In the data below, find every line that has the string "effort", and copy it.
○ ○ ○
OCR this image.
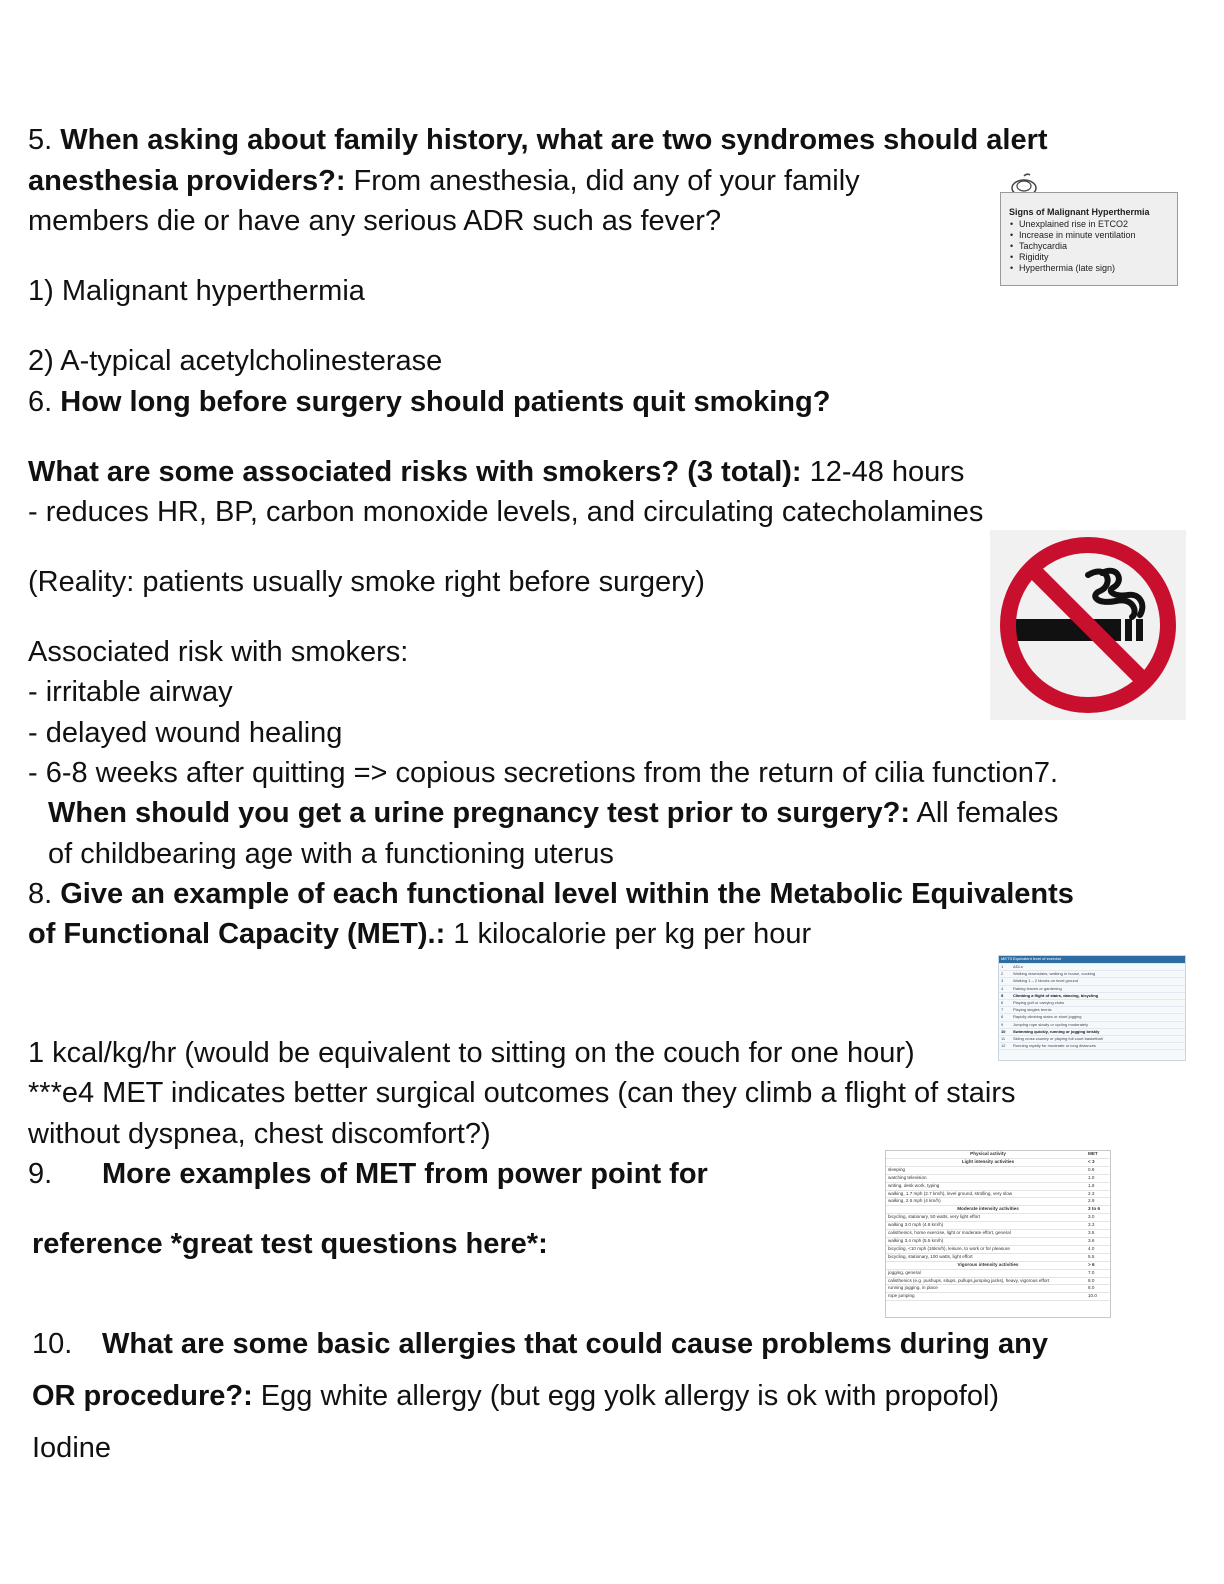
5. When asking about family history, what are two syndromes should alert
anesthesia providers?: From anesthesia, did any of your family
members die or have any serious ADR such as fever?
1) Malignant hyperthermia
2) A-typical acetylcholinesterase
Signs of Malignant Hyperthermia
• Unexplained rise in ETCO2
• Increase in minute ventilation
• Tachycardia
• Rigidity
• Hyperthermia (late sign)
6. How long before surgery should patients quit smoking?
What are some associated risks with smokers? (3 total): 12-48 hours
- reduces HR, BP, carbon monoxide levels, and circulating catecholamines
(Reality: patients usually smoke right before surgery)
Associated risk with smokers:
- irritable airway
- delayed wound healing
- 6-8 weeks after quitting => copious secretions from the return of cilia function7.
When should you get a urine pregnancy test prior to surgery?: All females
of childbearing age with a functioning uterus
8. Give an example of each functional level within the Metabolic Equivalents
of Functional Capacity (MET).: 1 kilocalorie per kg per hour
METS Equivalent level of exercise
1	ADLs
2	Walking downstairs, walking in house, cooking
3	Walking 1 – 2 blocks on level ground
4	Raking leaves or gardening
5	Climbing a flight of stairs, dancing, bicycling
6	Playing golf or carrying clubs
7	Playing singles tennis
8	Rapidly climbing stairs or short jogging
9	Jumping rope slowly or cycling moderately
10	Swimming quickly, running or jogging briskly
11	Skiing cross country or playing full court basketball
12	Running rapidly for moderate or long distances
1 kcal/kg/hr (would be equivalent to sitting on the couch for one hour)
***e4 MET indicates better surgical outcomes (can they climb a flight of stairs
without dyspnea, chest discomfort?)
9. More examples of MET from power point for
reference *great test questions here*:
Physical activity	MET
Light intensity activities	< 3
sleeping	0.9
watching television	1.0
writing, desk work, typing	1.8
walking, 1.7 mph (2.7 km/h), level ground, strolling, very slow	2.3
walking, 2.5 mph (4 km/h)	2.9
Moderate intensity activities	3 to 6
bicycling, stationary, 50 watts, very light effort	3.0
walking 3.0 mph (4.8 km/h)	3.3
calisthenics, home exercise, light or moderate effort, general	3.5
walking 3.4 mph (5.5 km/h)	3.6
bicycling, <10 mph (16km/h), leisure, to work or for pleasure	4.0
bicycling, stationary, 100 watts, light effort	5.5
Vigorous intensity activities	> 6
jogging, general	7.0
calisthenics (e.g. pushups, situps, pullups,jumping jacks), heavy, vigorous effort	8.0
running jogging, in place	8.0
rope jumping	10.0
10. What are some basic allergies that could cause problems during any
OR procedure?: Egg white allergy (but egg yolk allergy is ok with propofol)
Iodine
○ ○ ○
OUTPUT OF THE EXERCISE –
bicycling, stationary, 50 watts, very light effort	3.0
calisthenics, home exercise, light or moderate effort, general	3.5
bicycling, stationary, 100 watts, light effort	5.5
calisthenics (e.g. pushups, situps, pullups,jumping jacks), heavy, vigorous effort	8.0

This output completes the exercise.